→ Provided records
○ ○ ○ ○ ○ ○ ○

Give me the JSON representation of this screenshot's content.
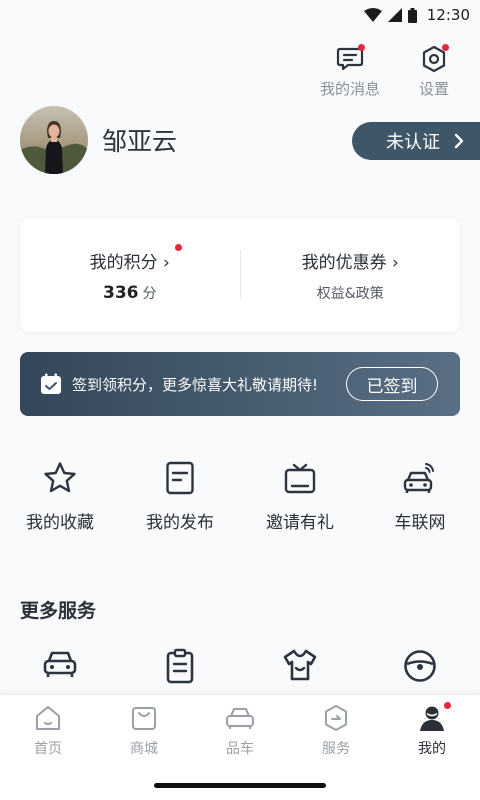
{
  "status_bar": {
    "time": "12:30"
  },
  "top_actions": {
    "messages_label": "我的消息",
    "settings_label": "设置"
  },
  "profile": {
    "name": "邹亚云",
    "verify_label": "未认证"
  },
  "points_card": {
    "points_title": "我的积分",
    "points_value": "336",
    "points_unit": "分",
    "coupons_title": "我的优惠券",
    "coupons_sub": "权益&政策"
  },
  "checkin": {
    "text": "签到领积分，更多惊喜大礼敬请期待!",
    "button_label": "已签到"
  },
  "quick_links": [
    {
      "label": "我的收藏",
      "icon": "star-icon"
    },
    {
      "label": "我的发布",
      "icon": "document-icon"
    },
    {
      "label": "邀请有礼",
      "icon": "gift-box-icon"
    },
    {
      "label": "车联网",
      "icon": "connected-car-icon"
    }
  ],
  "more_services": {
    "title": "更多服务",
    "icons": [
      "car-icon",
      "clipboard-icon",
      "shirt-icon",
      "steering-wheel-icon"
    ]
  },
  "tab_bar": {
    "tabs": [
      {
        "label": "首页",
        "icon": "home-icon",
        "active": false
      },
      {
        "label": "商城",
        "icon": "shopping-bag-icon",
        "active": false
      },
      {
        "label": "品车",
        "icon": "car-icon",
        "active": false
      },
      {
        "label": "服务",
        "icon": "service-icon",
        "active": false
      },
      {
        "label": "我的",
        "icon": "user-icon",
        "active": true
      }
    ]
  },
  "colors": {
    "accent": "#3e5668",
    "badge": "#e8253b",
    "text_primary": "#2b3038",
    "text_muted": "#8b9098"
  }
}
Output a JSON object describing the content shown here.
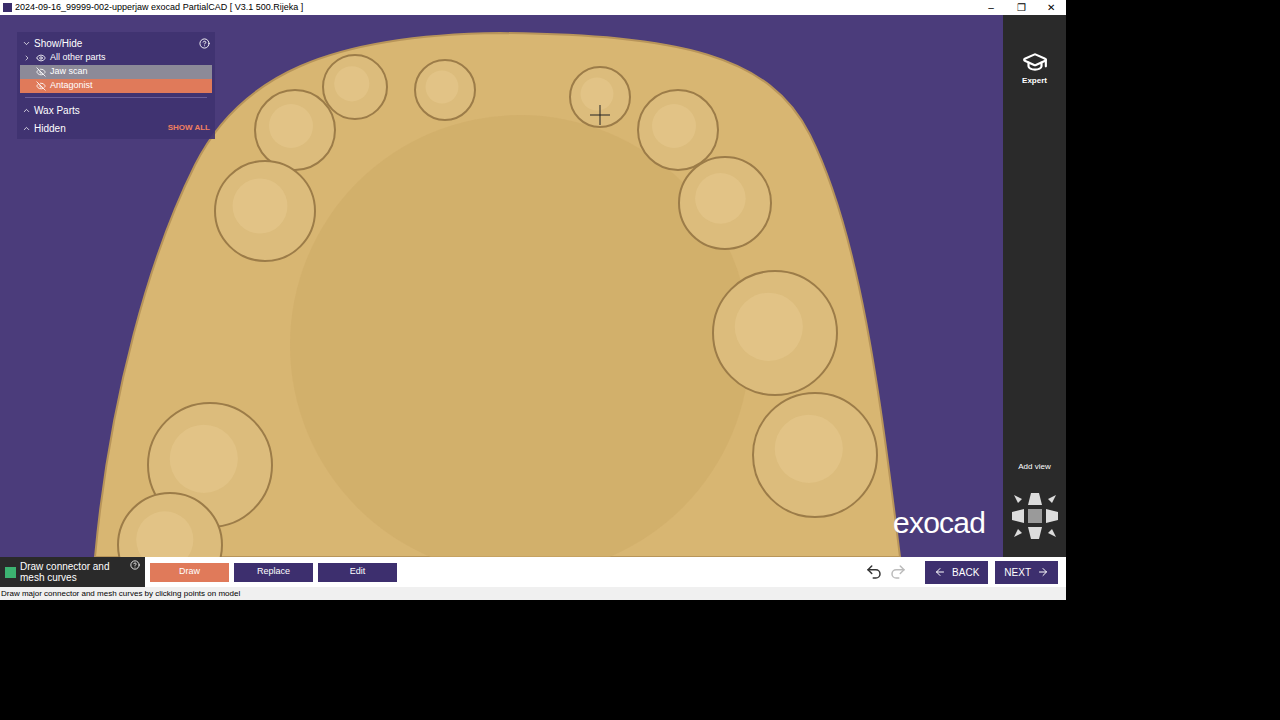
{
  "window": {
    "title": "2024-09-16_99999-002-upperjaw exocad PartialCAD [ V3.1 500.Rijeka ]",
    "controls": [
      "–",
      "❐",
      "✕"
    ]
  },
  "show_hide_panel": {
    "title": "Show/Hide",
    "expanded": true,
    "items": [
      {
        "label": "All other parts",
        "visible": true,
        "selected": false,
        "expanded": false,
        "color": "#4a3a7c"
      },
      {
        "label": "Jaw scan",
        "visible": false,
        "selected": true,
        "expanded": false,
        "color": "#8c8a98"
      },
      {
        "label": "Antagonist",
        "visible": false,
        "selected": true,
        "expanded": false,
        "color": "#e07a5a"
      }
    ],
    "sections": [
      {
        "label": "Wax Parts",
        "expanded": false,
        "action": ""
      },
      {
        "label": "Hidden",
        "expanded": false,
        "action": "SHOW ALL"
      }
    ]
  },
  "sidebar": {
    "mode": "Expert",
    "add_view": "Add view"
  },
  "watermark": "exocad",
  "toolbar": {
    "step": "Draw connector and mesh curves",
    "tools": [
      {
        "label": "Draw",
        "selected": true
      },
      {
        "label": "Replace",
        "selected": false
      },
      {
        "label": "Edit",
        "selected": false
      }
    ],
    "undo_enabled": true,
    "redo_enabled": false,
    "back": "BACK",
    "next": "NEXT"
  },
  "status_bar": "Draw major connector and mesh curves by clicking points on model"
}
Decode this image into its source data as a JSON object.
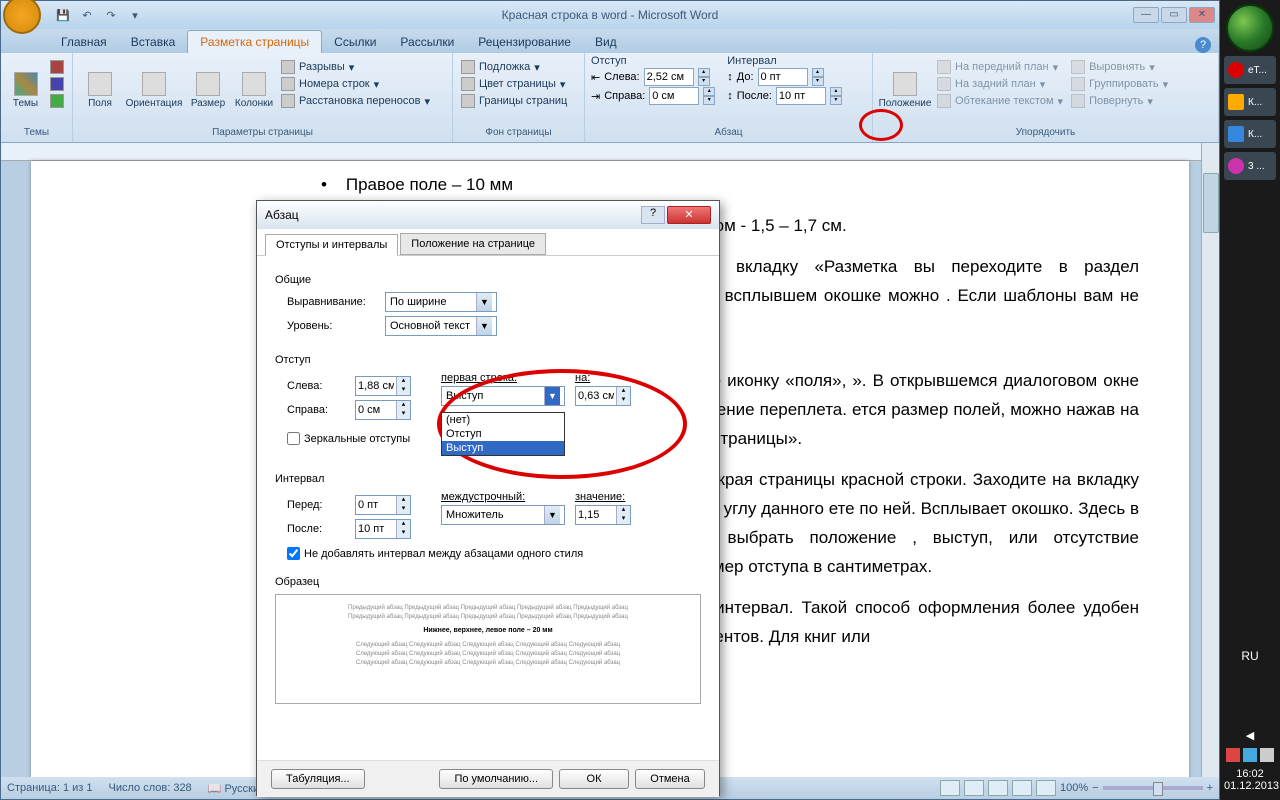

○ ○ ○ ○ ○ ○ ○

→ Task description
Make a tally of the lines in this data that include the string "connector", and answer with that tally alone.

→ Exercise response
2